À faire:
1) Recopiez, dans le texte sur le cinéma et les indépendances, le passage qui s'ouvre sur les mots contenant « Cycle programmé par » et s'achève sur « travail de réappropriation. ».
2) D'après le texte sur le cinéma et les indépendances, qui a financé le tournage de La bataille d'Alger ?

Texte à lire:
Cycle programmé par Lucie Bonvin, ASSOCIATION CORSICA.DOC dans le cadre de La Cinémathèque du documentaire 2020
EDITO
En 2019 le festival Corsica.Doc consacrait son édition à la question des indépendances. Un thème qui résonne aussi dans notre petite île, française depuis 250 ans. La question étant pourtant toujours d’actualité, ici et ailleurs: comment se réapproprier son image, celle de son pays, après et pendant la décolonisation ? Peut-on parler de cinéma algérien, de cinéma cubain, de cinéma africain… avant la libération du joug colonial? Dans l’euphorie libératrice des années soixante, un cinéma du « tiers monde » avait émergé, participant à la reconstruction culturelle et identitaire de ces pays. Après ces premières libérations, durant soixante décennies instables, des cinéastes ont poursuivi, vaille que vaille, ce travail de réappropriation.
En Algérie, la Libération fut symbolisée par le tournage de La bataille d’Alger de Gilllo Pontecorvo en 1965, financé par le nouveau gouvernement algérien. Depuis, quelques films résistant à une fatalité inscrite dans le mythe impérialiste et néo-colonialiste puis à la corruption des nouveaux pouvoirs en place ont pu se glisser dans une production cinématographique de plus en plus malingre.

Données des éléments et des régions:
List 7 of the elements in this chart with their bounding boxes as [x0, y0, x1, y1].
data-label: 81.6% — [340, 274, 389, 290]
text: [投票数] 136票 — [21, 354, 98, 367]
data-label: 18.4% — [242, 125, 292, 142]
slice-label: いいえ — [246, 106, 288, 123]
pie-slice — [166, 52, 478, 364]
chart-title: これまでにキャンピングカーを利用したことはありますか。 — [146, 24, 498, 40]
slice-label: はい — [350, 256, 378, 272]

Réponses par exercice:
1)
Cycle programmé par Lucie Bonvin, ASSOCIATION CORSICA.DOC dans le cadre de La Cinémathèque du documentaire 2020
EDITO
En 2019 le festival Corsica.Doc consacrait son édition à la question des indépendances. Un thème qui résonne aussi dans notre petite île, française depuis 250 ans. La question étant pourtant toujours d’actualité, ici et ailleurs: comment se réapproprier son image, celle de son pays, après et pendant la décolonisation ? Peut-on parler de cinéma algérien, de cinéma cubain, de cinéma africain… avant la libération du joug colonial? Dans l’euphorie libératrice des années soixante, un cinéma du « tiers monde » avait émergé, participant à la reconstruction culturelle et identitaire de ces pays. Après ces premières libérations, durant soixante décennies instables, des cinéastes ont poursuivi, vaille que vaille, ce travail de réappropriation.

2) Le nouveau gouvernement algérien.